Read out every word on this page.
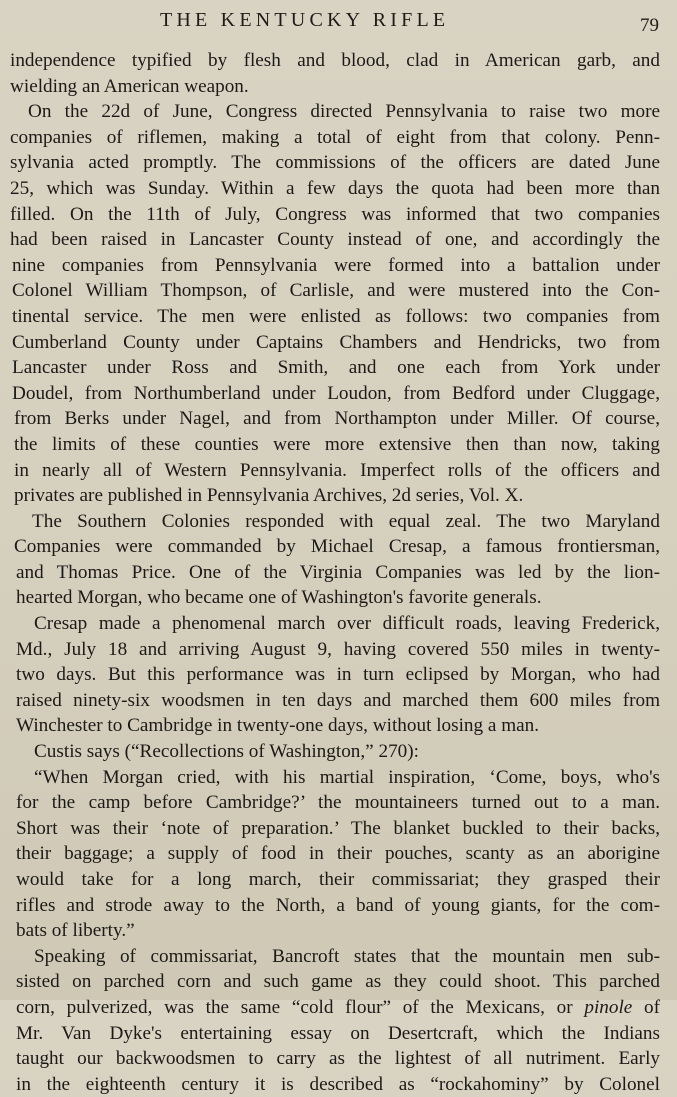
THE KENTUCKY RIFLE	79
independence typified by flesh and blood, clad in American garb, and
wielding an American weapon.
On the 22d of June, Congress directed Pennsylvania to raise two more
companies of riflemen, making a total of eight from that colony. Penn-
sylvania acted promptly. The commissions of the officers are dated June
25, which was Sunday. Within a few days the quota had been more than
filled. On the 11th of July, Congress was informed that two companies
had been raised in Lancaster County instead of one, and accordingly the
nine companies from Pennsylvania were formed into a battalion under
Colonel William Thompson, of Carlisle, and were mustered into the Con-
tinental service. The men were enlisted as follows: two companies from
Cumberland County under Captains Chambers and Hendricks, two from
Lancaster under Ross and Smith, and one each from York under
Doudel, from Northumberland under Loudon, from Bedford under Cluggage,
from Berks under Nagel, and from Northampton under Miller. Of course,
the limits of these counties were more extensive then than now, taking
in nearly all of Western Pennsylvania. Imperfect rolls of the officers and
privates are published in Pennsylvania Archives, 2d series, Vol. X.
The Southern Colonies responded with equal zeal. The two Maryland
Companies were commanded by Michael Cresap, a famous frontiersman,
and Thomas Price. One of the Virginia Companies was led by the lion-
hearted Morgan, who became one of Washington's favorite generals.
Cresap made a phenomenal march over difficult roads, leaving Frederick,
Md., July 18 and arriving August 9, having covered 550 miles in twenty-
two days. But this performance was in turn eclipsed by Morgan, who had
raised ninety-six woodsmen in ten days and marched them 600 miles from
Winchester to Cambridge in twenty-one days, without losing a man.
Custis says (“Recollections of Washington,” 270):
“When Morgan cried, with his martial inspiration, ‘Come, boys, who's
for the camp before Cambridge?’ the mountaineers turned out to a man.
Short was their ‘note of preparation.’ The blanket buckled to their backs,
their baggage; a supply of food in their pouches, scanty as an aborigine
would take for a long march, their commissariat; they grasped their
rifles and strode away to the North, a band of young giants, for the com-
bats of liberty.”
Speaking of commissariat, Bancroft states that the mountain men sub-
sisted on parched corn and such game as they could shoot. This parched
corn, pulverized, was the same “cold flour” of the Mexicans, or pinole of
Mr. Van Dyke's entertaining essay on Desertcraft, which the Indians
taught our backwoodsmen to carry as the lightest of all nutriment. Early
in the eighteenth century it is described as “rockahominy” by Colonel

- _PROBLEM TO SOLVE_:
Where a line holds the string "June", copy that line.

- _ANSWER FOR THE TASK_:
On the 22d of June, Congress directed Pennsylvania to raise two more
sylvania acted promptly. The commissions of the officers are dated June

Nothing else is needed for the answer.